What to do
Keep only the lines of the data below that contain "title", and copy them.
----
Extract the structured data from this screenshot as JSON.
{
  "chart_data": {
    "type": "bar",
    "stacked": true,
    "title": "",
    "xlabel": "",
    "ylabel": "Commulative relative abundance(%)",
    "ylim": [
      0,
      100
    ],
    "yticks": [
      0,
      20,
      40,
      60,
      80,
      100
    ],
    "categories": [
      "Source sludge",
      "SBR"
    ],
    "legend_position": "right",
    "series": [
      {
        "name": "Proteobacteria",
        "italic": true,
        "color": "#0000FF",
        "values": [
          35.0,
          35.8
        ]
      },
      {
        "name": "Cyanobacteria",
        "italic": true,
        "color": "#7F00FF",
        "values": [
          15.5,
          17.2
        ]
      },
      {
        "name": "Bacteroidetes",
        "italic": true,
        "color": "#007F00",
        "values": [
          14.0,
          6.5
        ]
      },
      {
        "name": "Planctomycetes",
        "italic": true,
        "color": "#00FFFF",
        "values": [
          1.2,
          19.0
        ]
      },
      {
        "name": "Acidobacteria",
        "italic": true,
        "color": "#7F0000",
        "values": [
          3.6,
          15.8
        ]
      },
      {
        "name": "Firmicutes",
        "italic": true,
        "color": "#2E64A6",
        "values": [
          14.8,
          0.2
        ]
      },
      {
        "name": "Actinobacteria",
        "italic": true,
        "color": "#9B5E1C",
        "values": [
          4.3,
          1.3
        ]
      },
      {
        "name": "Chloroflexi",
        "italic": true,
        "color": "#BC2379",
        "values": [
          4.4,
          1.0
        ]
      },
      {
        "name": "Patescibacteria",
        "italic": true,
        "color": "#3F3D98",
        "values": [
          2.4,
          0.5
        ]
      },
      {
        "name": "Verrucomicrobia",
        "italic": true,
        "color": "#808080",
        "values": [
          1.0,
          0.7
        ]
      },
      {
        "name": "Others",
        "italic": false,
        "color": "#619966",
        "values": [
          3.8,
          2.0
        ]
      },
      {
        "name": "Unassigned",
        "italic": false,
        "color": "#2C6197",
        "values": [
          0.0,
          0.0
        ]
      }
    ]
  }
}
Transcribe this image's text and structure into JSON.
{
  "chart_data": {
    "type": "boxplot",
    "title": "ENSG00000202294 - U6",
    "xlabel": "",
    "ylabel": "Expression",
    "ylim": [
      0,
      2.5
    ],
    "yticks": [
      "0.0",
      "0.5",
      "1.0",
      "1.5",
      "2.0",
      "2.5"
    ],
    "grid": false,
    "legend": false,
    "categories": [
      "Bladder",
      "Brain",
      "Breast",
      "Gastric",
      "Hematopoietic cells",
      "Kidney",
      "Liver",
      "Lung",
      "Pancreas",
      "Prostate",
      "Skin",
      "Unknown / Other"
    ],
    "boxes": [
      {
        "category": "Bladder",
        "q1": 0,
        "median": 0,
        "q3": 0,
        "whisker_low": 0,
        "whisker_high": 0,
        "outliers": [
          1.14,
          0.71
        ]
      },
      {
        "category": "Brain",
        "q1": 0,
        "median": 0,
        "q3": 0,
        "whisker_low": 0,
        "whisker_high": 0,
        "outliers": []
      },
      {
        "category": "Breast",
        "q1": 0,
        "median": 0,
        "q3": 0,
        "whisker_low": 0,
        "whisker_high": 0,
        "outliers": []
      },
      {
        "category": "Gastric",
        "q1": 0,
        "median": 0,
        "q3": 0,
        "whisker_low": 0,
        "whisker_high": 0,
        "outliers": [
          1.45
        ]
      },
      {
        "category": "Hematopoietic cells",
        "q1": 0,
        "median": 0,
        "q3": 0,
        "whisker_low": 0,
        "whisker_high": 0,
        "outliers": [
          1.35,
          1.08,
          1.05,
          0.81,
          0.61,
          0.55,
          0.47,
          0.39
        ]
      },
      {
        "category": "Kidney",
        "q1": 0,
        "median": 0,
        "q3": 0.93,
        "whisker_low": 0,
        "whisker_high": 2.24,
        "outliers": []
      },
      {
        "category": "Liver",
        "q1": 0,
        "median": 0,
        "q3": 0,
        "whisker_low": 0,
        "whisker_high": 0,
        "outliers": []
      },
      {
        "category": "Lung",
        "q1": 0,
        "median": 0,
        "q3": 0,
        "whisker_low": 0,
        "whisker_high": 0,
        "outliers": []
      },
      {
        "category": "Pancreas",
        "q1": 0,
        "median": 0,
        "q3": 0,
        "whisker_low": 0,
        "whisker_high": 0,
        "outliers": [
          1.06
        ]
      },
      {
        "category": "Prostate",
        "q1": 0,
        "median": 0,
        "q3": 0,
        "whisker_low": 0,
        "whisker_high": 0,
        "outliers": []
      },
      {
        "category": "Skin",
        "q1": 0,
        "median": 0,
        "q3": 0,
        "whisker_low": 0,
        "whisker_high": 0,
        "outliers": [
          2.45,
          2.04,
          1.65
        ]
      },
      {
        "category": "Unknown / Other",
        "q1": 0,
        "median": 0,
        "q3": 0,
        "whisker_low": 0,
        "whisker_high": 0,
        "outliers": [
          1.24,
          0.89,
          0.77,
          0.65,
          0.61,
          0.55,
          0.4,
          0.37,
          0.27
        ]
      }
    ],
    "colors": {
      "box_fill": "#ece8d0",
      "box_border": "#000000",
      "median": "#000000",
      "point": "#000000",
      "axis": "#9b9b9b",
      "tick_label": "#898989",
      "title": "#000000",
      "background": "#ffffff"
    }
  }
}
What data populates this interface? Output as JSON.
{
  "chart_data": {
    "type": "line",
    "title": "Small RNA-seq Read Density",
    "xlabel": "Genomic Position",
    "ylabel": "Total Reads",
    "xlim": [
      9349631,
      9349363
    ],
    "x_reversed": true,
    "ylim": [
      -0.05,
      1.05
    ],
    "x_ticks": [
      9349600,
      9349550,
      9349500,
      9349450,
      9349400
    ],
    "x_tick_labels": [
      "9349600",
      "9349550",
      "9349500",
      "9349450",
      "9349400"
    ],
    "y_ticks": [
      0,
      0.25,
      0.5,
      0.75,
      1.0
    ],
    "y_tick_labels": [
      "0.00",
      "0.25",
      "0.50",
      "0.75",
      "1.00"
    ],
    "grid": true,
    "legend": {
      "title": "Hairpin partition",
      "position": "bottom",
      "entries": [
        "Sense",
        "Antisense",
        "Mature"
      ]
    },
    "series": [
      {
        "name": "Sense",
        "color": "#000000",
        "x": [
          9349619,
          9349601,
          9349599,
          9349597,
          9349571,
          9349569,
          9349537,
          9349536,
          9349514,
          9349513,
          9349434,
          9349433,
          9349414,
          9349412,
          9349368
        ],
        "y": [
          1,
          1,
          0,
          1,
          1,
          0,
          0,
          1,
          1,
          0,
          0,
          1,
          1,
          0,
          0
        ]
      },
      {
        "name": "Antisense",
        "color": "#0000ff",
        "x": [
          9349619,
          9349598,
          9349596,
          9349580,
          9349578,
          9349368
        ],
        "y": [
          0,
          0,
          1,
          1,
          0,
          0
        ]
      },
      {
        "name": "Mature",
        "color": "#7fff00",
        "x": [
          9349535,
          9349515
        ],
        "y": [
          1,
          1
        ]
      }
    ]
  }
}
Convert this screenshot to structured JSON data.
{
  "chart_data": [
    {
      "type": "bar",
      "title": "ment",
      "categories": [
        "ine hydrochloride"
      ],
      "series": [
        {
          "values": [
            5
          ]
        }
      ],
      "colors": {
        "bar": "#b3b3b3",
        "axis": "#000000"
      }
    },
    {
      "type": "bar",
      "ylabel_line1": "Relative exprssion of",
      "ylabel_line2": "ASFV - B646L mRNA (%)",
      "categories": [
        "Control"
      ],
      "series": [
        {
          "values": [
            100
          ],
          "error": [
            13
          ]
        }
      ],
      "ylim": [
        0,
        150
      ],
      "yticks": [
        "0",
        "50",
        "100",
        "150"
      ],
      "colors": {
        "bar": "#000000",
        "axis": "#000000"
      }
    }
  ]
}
----
Task output
    "title": "",
    "title": "ENSG00000202294 - U6",
      "title": "#000000",
    "title": "Small RNA-seq Read Density",
      "title": "Hairpin partition",
      "title": "ment",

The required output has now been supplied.